■ **TASK REQUIREMENTS**
Go through the listing below and gather every line with the word "habe".

■ **GIVEN ENTRIES**
<<<<
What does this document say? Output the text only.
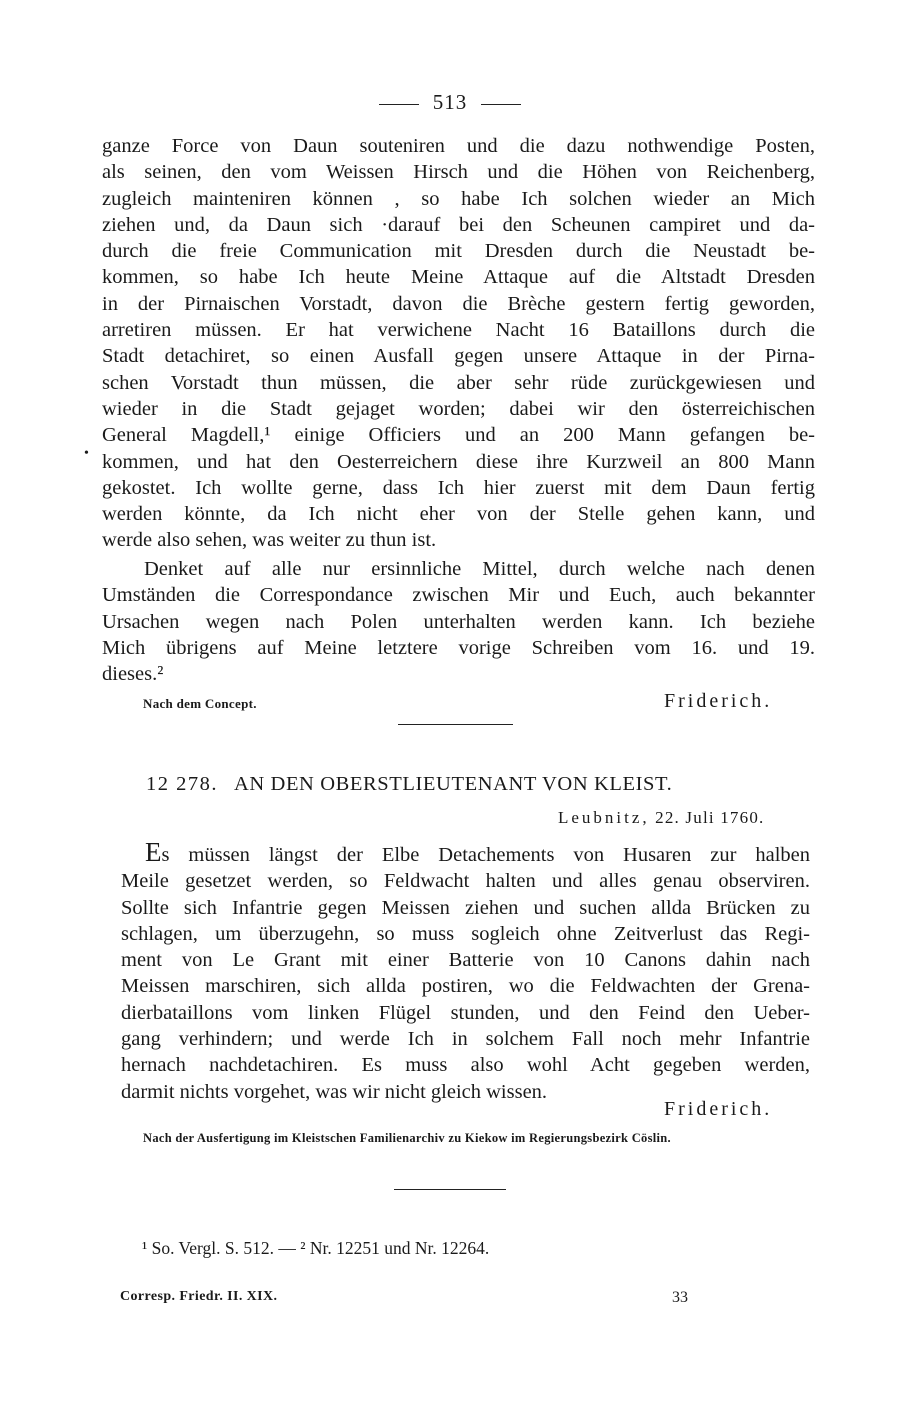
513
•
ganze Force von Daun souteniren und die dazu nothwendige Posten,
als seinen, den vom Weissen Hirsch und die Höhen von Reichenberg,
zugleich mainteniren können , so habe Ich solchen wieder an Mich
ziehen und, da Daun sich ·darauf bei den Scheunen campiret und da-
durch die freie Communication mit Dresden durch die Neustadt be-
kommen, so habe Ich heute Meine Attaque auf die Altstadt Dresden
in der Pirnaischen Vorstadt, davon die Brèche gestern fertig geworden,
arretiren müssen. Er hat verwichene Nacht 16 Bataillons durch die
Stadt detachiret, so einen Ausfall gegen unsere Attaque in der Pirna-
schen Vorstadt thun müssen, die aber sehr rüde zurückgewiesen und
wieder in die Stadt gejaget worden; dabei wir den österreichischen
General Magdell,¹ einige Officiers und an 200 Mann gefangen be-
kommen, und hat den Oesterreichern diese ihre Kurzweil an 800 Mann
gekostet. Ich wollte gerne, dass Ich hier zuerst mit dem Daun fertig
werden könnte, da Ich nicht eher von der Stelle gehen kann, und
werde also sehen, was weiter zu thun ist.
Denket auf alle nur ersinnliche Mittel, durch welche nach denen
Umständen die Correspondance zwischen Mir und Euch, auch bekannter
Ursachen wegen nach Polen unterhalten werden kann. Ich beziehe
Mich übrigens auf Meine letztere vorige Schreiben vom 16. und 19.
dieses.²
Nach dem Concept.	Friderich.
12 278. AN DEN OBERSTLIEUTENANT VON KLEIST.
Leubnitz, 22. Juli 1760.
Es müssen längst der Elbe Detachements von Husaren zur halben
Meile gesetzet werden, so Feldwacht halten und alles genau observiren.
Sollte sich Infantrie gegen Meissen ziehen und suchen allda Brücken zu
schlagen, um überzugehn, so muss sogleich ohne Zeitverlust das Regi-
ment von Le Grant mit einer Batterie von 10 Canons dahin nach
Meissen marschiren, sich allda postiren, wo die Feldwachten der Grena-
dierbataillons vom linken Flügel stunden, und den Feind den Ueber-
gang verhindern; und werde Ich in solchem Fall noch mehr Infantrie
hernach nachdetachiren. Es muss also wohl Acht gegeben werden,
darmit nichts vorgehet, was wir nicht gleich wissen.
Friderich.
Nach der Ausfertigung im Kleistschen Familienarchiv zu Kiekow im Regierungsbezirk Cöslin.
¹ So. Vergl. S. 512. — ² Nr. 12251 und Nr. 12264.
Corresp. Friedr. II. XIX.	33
>>>>
■ **SOLUTION TO THE PROBLEM**
zugleich mainteniren können , so habe Ich solchen wieder an Mich
kommen, so habe Ich heute Meine Attaque auf die Altstadt Dresden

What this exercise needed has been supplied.